# What the exercise asks
Can you reproduce the data beneath, keeping every line exact?

# Dataset records

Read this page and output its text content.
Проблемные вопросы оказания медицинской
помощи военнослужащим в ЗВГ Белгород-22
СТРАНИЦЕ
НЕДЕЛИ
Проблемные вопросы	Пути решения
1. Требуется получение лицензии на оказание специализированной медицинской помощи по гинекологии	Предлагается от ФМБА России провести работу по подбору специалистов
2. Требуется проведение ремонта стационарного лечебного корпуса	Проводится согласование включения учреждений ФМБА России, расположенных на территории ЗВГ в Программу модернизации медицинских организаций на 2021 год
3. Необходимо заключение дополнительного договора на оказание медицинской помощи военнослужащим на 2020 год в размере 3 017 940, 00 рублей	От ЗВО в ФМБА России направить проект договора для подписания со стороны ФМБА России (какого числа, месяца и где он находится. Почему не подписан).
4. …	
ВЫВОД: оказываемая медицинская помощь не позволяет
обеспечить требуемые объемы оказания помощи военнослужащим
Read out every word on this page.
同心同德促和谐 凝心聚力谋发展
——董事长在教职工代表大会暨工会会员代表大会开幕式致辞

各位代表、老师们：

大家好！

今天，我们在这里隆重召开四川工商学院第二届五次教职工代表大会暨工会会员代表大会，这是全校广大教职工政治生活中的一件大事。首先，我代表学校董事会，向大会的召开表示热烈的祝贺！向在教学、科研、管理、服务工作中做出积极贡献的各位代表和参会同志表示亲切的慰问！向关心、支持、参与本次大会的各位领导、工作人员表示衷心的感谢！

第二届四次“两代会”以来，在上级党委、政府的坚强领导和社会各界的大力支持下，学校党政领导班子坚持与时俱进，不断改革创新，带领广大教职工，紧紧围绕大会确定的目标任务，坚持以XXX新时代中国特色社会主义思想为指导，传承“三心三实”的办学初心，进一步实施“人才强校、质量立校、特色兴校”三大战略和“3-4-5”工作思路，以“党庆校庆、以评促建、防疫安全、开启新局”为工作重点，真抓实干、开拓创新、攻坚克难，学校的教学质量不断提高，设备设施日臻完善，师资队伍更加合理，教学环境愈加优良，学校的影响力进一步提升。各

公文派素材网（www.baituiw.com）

# Full response
Read this page and output its text content.
Проблемные вопросы оказания медицинской
помощи военнослужащим в ЗВГ Белгород-22
СТРАНИЦЕ
НЕДЕЛИ
Проблемные вопросы	Пути решения
1. Требуется получение лицензии на оказание специализированной медицинской помощи по гинекологии	Предлагается от ФМБА России провести работу по подбору специалистов
2. Требуется проведение ремонта стационарного лечебного корпуса	Проводится согласование включения учреждений ФМБА России, расположенных на территории ЗВГ в Программу модернизации медицинских организаций на 2021 год
3. Необходимо заключение дополнительного договора на оказание медицинской помощи военнослужащим на 2020 год в размере 3 017 940, 00 рублей	От ЗВО в ФМБА России направить проект договора для подписания со стороны ФМБА России (какого числа, месяца и где он находится. Почему не подписан).
4. …	
ВЫВОД: оказываемая медицинская помощь не позволяет
обеспечить требуемые объемы оказания помощи военнослужащим
Read out every word on this page.
同心同德促和谐 凝心聚力谋发展
——董事长在教职工代表大会暨工会会员代表大会开幕式致辞

各位代表、老师们：

大家好！

今天，我们在这里隆重召开四川工商学院第二届五次教职工代表大会暨工会会员代表大会，这是全校广大教职工政治生活中的一件大事。首先，我代表学校董事会，向大会的召开表示热烈的祝贺！向在教学、科研、管理、服务工作中做出积极贡献的各位代表和参会同志表示亲切的慰问！向关心、支持、参与本次大会的各位领导、工作人员表示衷心的感谢！

第二届四次“两代会”以来，在上级党委、政府的坚强领导和社会各界的大力支持下，学校党政领导班子坚持与时俱进，不断改革创新，带领广大教职工，紧紧围绕大会确定的目标任务，坚持以XXX新时代中国特色社会主义思想为指导，传承“三心三实”的办学初心，进一步实施“人才强校、质量立校、特色兴校”三大战略和“3-4-5”工作思路，以“党庆校庆、以评促建、防疫安全、开启新局”为工作重点，真抓实干、开拓创新、攻坚克难，学校的教学质量不断提高，设备设施日臻完善，师资队伍更加合理，教学环境愈加优良，学校的影响力进一步提升。各

公文派素材网（www.baituiw.com）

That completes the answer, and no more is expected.